(Records contained in a dataset)
....
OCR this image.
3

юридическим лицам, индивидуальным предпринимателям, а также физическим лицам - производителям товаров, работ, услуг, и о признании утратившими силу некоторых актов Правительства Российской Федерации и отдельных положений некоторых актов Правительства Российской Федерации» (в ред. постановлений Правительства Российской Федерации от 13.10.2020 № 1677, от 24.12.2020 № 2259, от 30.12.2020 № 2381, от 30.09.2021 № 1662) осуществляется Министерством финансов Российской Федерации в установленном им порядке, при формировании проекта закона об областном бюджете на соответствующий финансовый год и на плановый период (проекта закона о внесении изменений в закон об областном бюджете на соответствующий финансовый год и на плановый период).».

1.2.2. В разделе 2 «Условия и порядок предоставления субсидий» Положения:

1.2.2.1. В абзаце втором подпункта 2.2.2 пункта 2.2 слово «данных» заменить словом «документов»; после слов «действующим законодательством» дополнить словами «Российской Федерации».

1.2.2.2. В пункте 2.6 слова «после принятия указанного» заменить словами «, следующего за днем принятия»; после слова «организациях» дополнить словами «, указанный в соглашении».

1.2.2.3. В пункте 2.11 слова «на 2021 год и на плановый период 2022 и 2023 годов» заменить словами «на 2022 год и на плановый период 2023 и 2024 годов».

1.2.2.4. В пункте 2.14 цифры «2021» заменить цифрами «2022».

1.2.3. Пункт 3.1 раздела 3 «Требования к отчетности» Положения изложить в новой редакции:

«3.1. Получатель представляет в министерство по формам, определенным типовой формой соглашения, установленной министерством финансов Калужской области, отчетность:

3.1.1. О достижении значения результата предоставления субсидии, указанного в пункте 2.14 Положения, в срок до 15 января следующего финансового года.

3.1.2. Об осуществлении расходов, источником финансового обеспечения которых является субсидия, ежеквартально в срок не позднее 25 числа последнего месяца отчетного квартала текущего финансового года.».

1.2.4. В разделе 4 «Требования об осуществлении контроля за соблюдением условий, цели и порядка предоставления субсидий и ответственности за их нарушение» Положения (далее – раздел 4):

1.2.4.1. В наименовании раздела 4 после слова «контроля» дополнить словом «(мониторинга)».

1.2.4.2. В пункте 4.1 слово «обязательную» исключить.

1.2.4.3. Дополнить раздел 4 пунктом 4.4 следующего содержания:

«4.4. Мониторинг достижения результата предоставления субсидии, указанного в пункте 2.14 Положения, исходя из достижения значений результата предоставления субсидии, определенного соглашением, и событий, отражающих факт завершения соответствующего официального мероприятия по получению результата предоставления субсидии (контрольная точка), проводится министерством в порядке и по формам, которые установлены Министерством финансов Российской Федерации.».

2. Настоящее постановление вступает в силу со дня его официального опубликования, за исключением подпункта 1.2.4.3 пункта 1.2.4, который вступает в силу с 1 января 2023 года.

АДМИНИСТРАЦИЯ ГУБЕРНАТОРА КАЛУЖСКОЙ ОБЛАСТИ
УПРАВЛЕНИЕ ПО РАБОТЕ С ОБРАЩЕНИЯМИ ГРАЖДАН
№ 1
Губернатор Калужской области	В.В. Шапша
....
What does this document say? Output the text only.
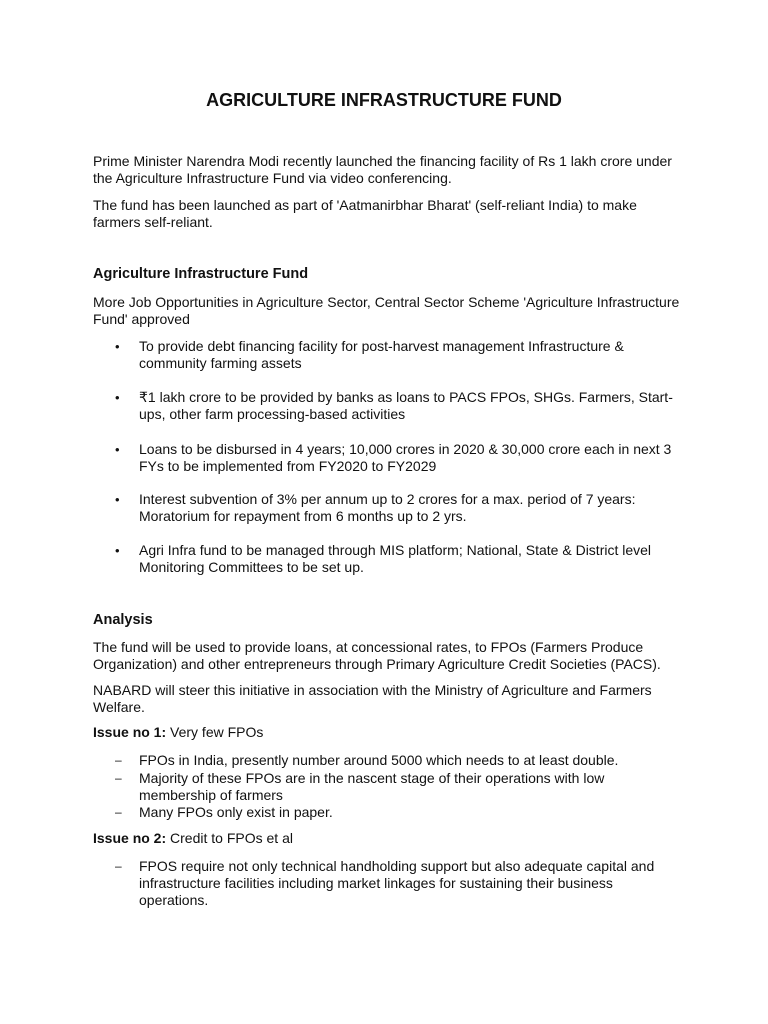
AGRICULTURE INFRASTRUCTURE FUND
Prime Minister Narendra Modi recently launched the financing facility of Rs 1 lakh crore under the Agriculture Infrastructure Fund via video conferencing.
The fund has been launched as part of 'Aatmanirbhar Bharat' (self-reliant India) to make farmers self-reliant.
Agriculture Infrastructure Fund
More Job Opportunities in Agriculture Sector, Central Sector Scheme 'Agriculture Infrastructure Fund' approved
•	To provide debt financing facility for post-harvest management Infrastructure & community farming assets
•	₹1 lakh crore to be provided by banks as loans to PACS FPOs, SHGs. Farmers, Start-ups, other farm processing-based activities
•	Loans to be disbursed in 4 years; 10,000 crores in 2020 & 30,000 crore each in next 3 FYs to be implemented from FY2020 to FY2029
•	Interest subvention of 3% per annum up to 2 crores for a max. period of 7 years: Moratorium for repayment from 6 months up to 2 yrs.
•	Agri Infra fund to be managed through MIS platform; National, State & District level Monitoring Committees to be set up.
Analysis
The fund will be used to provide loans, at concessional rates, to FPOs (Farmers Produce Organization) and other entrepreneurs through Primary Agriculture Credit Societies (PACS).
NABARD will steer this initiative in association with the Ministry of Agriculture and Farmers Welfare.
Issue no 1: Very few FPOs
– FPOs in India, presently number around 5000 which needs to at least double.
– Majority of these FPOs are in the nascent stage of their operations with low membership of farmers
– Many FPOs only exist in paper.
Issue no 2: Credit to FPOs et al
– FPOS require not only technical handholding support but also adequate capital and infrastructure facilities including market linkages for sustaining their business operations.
....
Wherever a line in the data above holds "года", copy that line.

Output:
3.1.1. О достижении значения результата предоставления субсидии, указанного в пункте 2.14 Положения, в срок до 15 января следующего финансового года.
3.1.2. Об осуществлении расходов, источником финансового обеспечения которых является субсидия, ежеквартально в срок не позднее 25 числа последнего месяца отчетного квартала текущего финансового года.».
2. Настоящее постановление вступает в силу со дня его официального опубликования, за исключением подпункта 1.2.4.3 пункта 1.2.4, который вступает в силу с 1 января 2023 года.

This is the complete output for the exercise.